| Exercise details |
Only the lines from the one holding "Enumerate this screenshot's" to the end should be retyped, exactly, with both ends included and no pictures.

| Entries from a dataset |
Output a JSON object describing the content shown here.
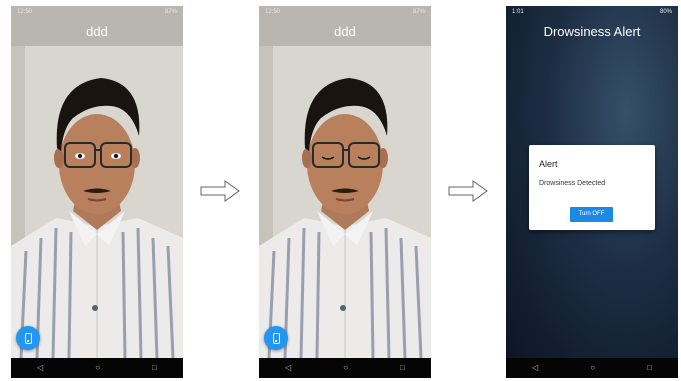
{
  "phone1": {
    "status_time": "12:50",
    "status_right": "87%",
    "title": "ddd"
  },
  "phone2": {
    "status_time": "12:50",
    "status_right": "87%",
    "title": "ddd"
  },
  "phone3": {
    "status_time": "1:01",
    "status_right": "80%",
    "title": "Drowsiness Alert",
    "dialog": {
      "title": "Alert",
      "message": "Drowsiness Detected",
      "button_label": "Turn OFF"
    }
  },
  "nav_icons": [
    "back-icon",
    "home-icon",
    "recents-icon"
  ],
  "fab_icon": "phone-icon",
  "colors": {
    "fab": "#2196f3",
    "dialog_button": "#1e88e5",
    "alert_background": "#1d2e44"
  }
}
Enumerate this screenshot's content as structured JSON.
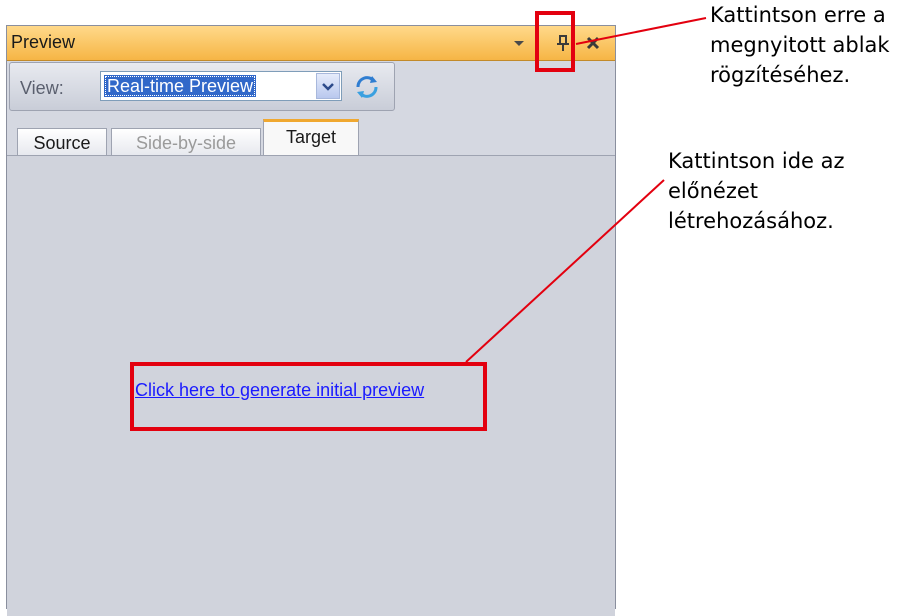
{
  "panel": {
    "title": "Preview",
    "dropdown_icon": "chevron-down-icon",
    "pin_icon": "pin-icon",
    "close_icon": "close-icon"
  },
  "toolbar": {
    "view_label": "View:",
    "view_value": "Real-time Preview",
    "refresh_icon": "refresh-icon"
  },
  "tabs": [
    {
      "label": "Source",
      "state": "normal"
    },
    {
      "label": "Side-by-side",
      "state": "disabled"
    },
    {
      "label": "Target",
      "state": "active"
    }
  ],
  "content": {
    "link_text": "Click here to generate initial preview"
  },
  "annotations": {
    "pin": [
      "Kattintson erre a",
      "megnyitott ablak",
      "rögzítéséhez."
    ],
    "link": [
      "Kattintson ide az",
      "előnézet",
      "létrehozásához."
    ]
  },
  "colors": {
    "title_bar": "#f6b545",
    "panel_bg": "#d5d8e1",
    "highlight": "#e3000f",
    "link": "#1a1aff",
    "selection": "#3168c9"
  }
}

| Exercise output |
Enumerate this screenshot's content as structured JSON.
{
  "panel": {
    "title": "Preview",
    "dropdown_icon": "chevron-down-icon",
    "pin_icon": "pin-icon",
    "close_icon": "close-icon"
  },
  "toolbar": {
    "view_label": "View:",
    "view_value": "Real-time Preview",
    "refresh_icon": "refresh-icon"
  },
  "tabs": [
    {
      "label": "Source",
      "state": "normal"
    },
    {
      "label": "Side-by-side",
      "state": "disabled"
    },
    {
      "label": "Target",
      "state": "active"
    }
  ],
  "content": {
    "link_text": "Click here to generate initial preview"
  },
  "annotations": {
    "pin": [
      "Kattintson erre a",
      "megnyitott ablak",
      "rögzítéséhez."
    ],
    "link": [
      "Kattintson ide az",
      "előnézet",
      "létrehozásához."
    ]
  },
  "colors": {
    "title_bar": "#f6b545",
    "panel_bg": "#d5d8e1",
    "highlight": "#e3000f",
    "link": "#1a1aff",
    "selection": "#3168c9"
  }
}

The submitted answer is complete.